Below is a listing; write it out exactly and drop any images from it.

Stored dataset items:
----------

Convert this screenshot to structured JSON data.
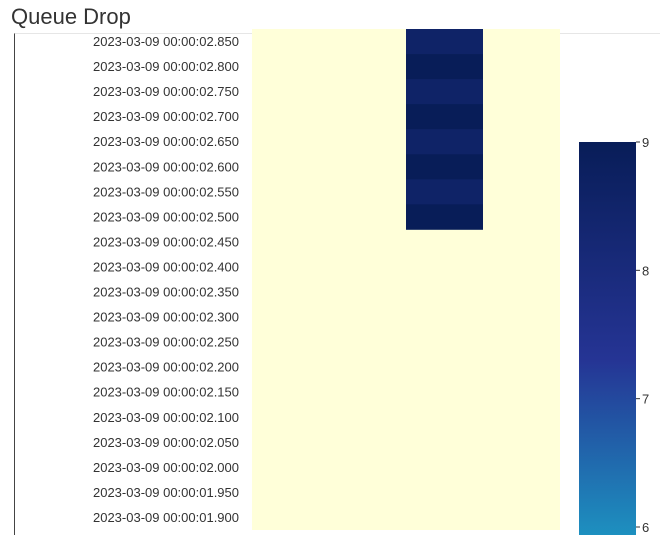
{
  "panel": {
    "title": "Queue Drop"
  },
  "colors": {
    "background_cell": "#ffffd9",
    "cmap_low": "#1d91c0",
    "cmap_mid": "#253494",
    "cmap_high": "#081d58"
  },
  "chart_data": {
    "type": "heatmap",
    "title": "",
    "colormap": "YlGnBu",
    "y_categories": [
      "2023-03-09 00:00:02.850",
      "2023-03-09 00:00:02.800",
      "2023-03-09 00:00:02.750",
      "2023-03-09 00:00:02.700",
      "2023-03-09 00:00:02.650",
      "2023-03-09 00:00:02.600",
      "2023-03-09 00:00:02.550",
      "2023-03-09 00:00:02.500",
      "2023-03-09 00:00:02.450",
      "2023-03-09 00:00:02.400",
      "2023-03-09 00:00:02.350",
      "2023-03-09 00:00:02.300",
      "2023-03-09 00:00:02.250",
      "2023-03-09 00:00:02.200",
      "2023-03-09 00:00:02.150",
      "2023-03-09 00:00:02.100",
      "2023-03-09 00:00:02.050",
      "2023-03-09 00:00:02.000",
      "2023-03-09 00:00:01.950",
      "2023-03-09 00:00:01.900"
    ],
    "column_count": 4,
    "values": [
      [
        null,
        null,
        8.6,
        null
      ],
      [
        null,
        null,
        9,
        null
      ],
      [
        null,
        null,
        8.6,
        null
      ],
      [
        null,
        null,
        9,
        null
      ],
      [
        null,
        null,
        8.6,
        null
      ],
      [
        null,
        null,
        9,
        null
      ],
      [
        null,
        null,
        8.6,
        null
      ],
      [
        null,
        null,
        9,
        null
      ],
      [
        null,
        null,
        null,
        null
      ],
      [
        null,
        null,
        null,
        null
      ],
      [
        null,
        null,
        null,
        null
      ],
      [
        null,
        null,
        null,
        null
      ],
      [
        null,
        null,
        null,
        null
      ],
      [
        null,
        null,
        null,
        null
      ],
      [
        null,
        null,
        null,
        null
      ],
      [
        null,
        null,
        null,
        null
      ],
      [
        null,
        null,
        null,
        null
      ],
      [
        null,
        null,
        null,
        null
      ],
      [
        null,
        null,
        null,
        null
      ],
      [
        null,
        null,
        null,
        null
      ]
    ],
    "colorbar": {
      "ticks": [
        "9",
        "8",
        "7",
        "6"
      ],
      "range": [
        6,
        9
      ]
    }
  }
}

----------

WORKED SOLUTION:
Convert this screenshot to structured JSON data.
{
  "panel": {
    "title": "Queue Drop"
  },
  "colors": {
    "background_cell": "#ffffd9",
    "cmap_low": "#1d91c0",
    "cmap_mid": "#253494",
    "cmap_high": "#081d58"
  },
  "chart_data": {
    "type": "heatmap",
    "title": "",
    "colormap": "YlGnBu",
    "y_categories": [
      "2023-03-09 00:00:02.850",
      "2023-03-09 00:00:02.800",
      "2023-03-09 00:00:02.750",
      "2023-03-09 00:00:02.700",
      "2023-03-09 00:00:02.650",
      "2023-03-09 00:00:02.600",
      "2023-03-09 00:00:02.550",
      "2023-03-09 00:00:02.500",
      "2023-03-09 00:00:02.450",
      "2023-03-09 00:00:02.400",
      "2023-03-09 00:00:02.350",
      "2023-03-09 00:00:02.300",
      "2023-03-09 00:00:02.250",
      "2023-03-09 00:00:02.200",
      "2023-03-09 00:00:02.150",
      "2023-03-09 00:00:02.100",
      "2023-03-09 00:00:02.050",
      "2023-03-09 00:00:02.000",
      "2023-03-09 00:00:01.950",
      "2023-03-09 00:00:01.900"
    ],
    "column_count": 4,
    "values": [
      [
        null,
        null,
        8.6,
        null
      ],
      [
        null,
        null,
        9,
        null
      ],
      [
        null,
        null,
        8.6,
        null
      ],
      [
        null,
        null,
        9,
        null
      ],
      [
        null,
        null,
        8.6,
        null
      ],
      [
        null,
        null,
        9,
        null
      ],
      [
        null,
        null,
        8.6,
        null
      ],
      [
        null,
        null,
        9,
        null
      ],
      [
        null,
        null,
        null,
        null
      ],
      [
        null,
        null,
        null,
        null
      ],
      [
        null,
        null,
        null,
        null
      ],
      [
        null,
        null,
        null,
        null
      ],
      [
        null,
        null,
        null,
        null
      ],
      [
        null,
        null,
        null,
        null
      ],
      [
        null,
        null,
        null,
        null
      ],
      [
        null,
        null,
        null,
        null
      ],
      [
        null,
        null,
        null,
        null
      ],
      [
        null,
        null,
        null,
        null
      ],
      [
        null,
        null,
        null,
        null
      ],
      [
        null,
        null,
        null,
        null
      ]
    ],
    "colorbar": {
      "ticks": [
        "9",
        "8",
        "7",
        "6"
      ],
      "range": [
        6,
        9
      ]
    }
  }
}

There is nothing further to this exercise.